#### WHAT YOU WILL DO
Extract all lines in the data that contain the word "Coding".

#### TASK DATA
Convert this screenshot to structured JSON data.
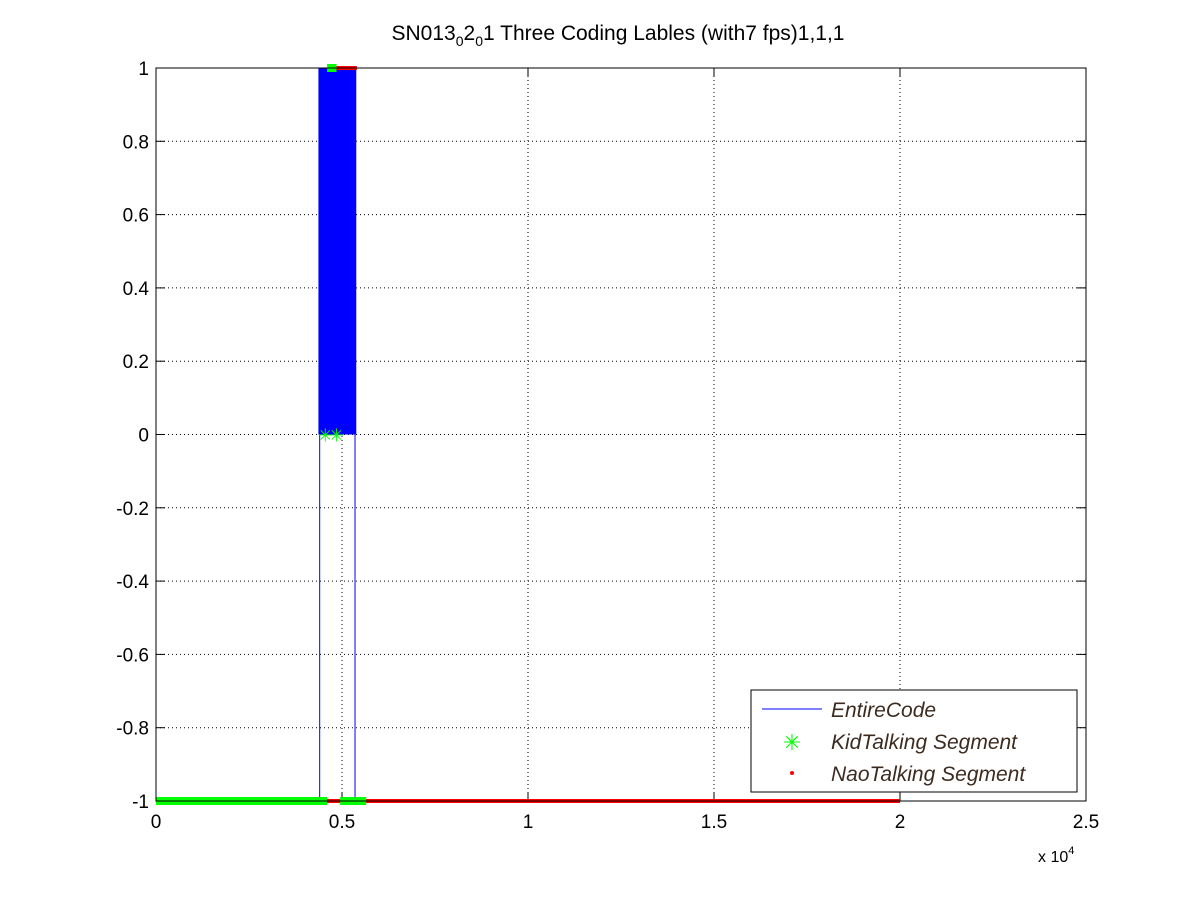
{
  "figure": {
    "title_parts": [
      "SN013",
      "0",
      "2",
      "0",
      "1 Three Coding Lables (with7 fps)1,1,1"
    ],
    "exponent_base": "x 10",
    "exponent_power": "4"
  },
  "chart_data": {
    "type": "line",
    "title": "SN013_0_2_0_1 Three Coding Lables (with7 fps)1,1,1",
    "xlabel": "",
    "ylabel": "",
    "x_scale_note": "x 10^4",
    "xlim": [
      0,
      25000
    ],
    "ylim": [
      -1,
      1
    ],
    "grid": true,
    "legend_position": "bottom-right",
    "x_ticks": [
      0,
      5000,
      10000,
      15000,
      20000,
      25000
    ],
    "x_tick_labels": [
      "0",
      "0.5",
      "1",
      "1.5",
      "2",
      "2.5"
    ],
    "y_ticks": [
      -1,
      -0.8,
      -0.6,
      -0.4,
      -0.2,
      0,
      0.2,
      0.4,
      0.6,
      0.8,
      1
    ],
    "y_tick_labels": [
      "-1",
      "-0.8",
      "-0.6",
      "-0.4",
      "-0.2",
      "0",
      "0.2",
      "0.4",
      "0.6",
      "0.8",
      "1"
    ],
    "series": [
      {
        "name": "EntireCode",
        "style": "line",
        "color": "#0000ff",
        "segments": [
          {
            "x_start": 0,
            "x_end": 4400,
            "y": -1
          },
          {
            "x_start": 4400,
            "x_end": 4400,
            "y_range": [
              -1,
              0
            ]
          },
          {
            "x_start": 4400,
            "x_end": 5350,
            "y_range": [
              0,
              1
            ],
            "note": "rapid alternation between 0 and 1"
          },
          {
            "x_start": 5350,
            "x_end": 20000,
            "y": -1
          }
        ]
      },
      {
        "name": "KidTalking Segment",
        "style": "marker-star",
        "color": "#00ff00",
        "segments": [
          {
            "x_start": 0,
            "x_end": 4600,
            "y": -1
          },
          {
            "x_start": 4600,
            "x_end": 4850,
            "y": 1
          },
          {
            "x_start": 4550,
            "x_end": 4850,
            "y": 0
          },
          {
            "x_start": 4950,
            "x_end": 5650,
            "y": -1
          }
        ]
      },
      {
        "name": "NaoTalking Segment",
        "style": "marker-dot",
        "color": "#ff0000",
        "segments": [
          {
            "x_start": 0,
            "x_end": 20000,
            "y": -1
          },
          {
            "x_start": 4850,
            "x_end": 5400,
            "y": 1
          }
        ]
      }
    ]
  }
}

#### THE OUTPUT
      "1 Three Coding Lables (with7 fps)1,1,1"
    "title": "SN013_0_2_0_1 Three Coding Lables (with7 fps)1,1,1",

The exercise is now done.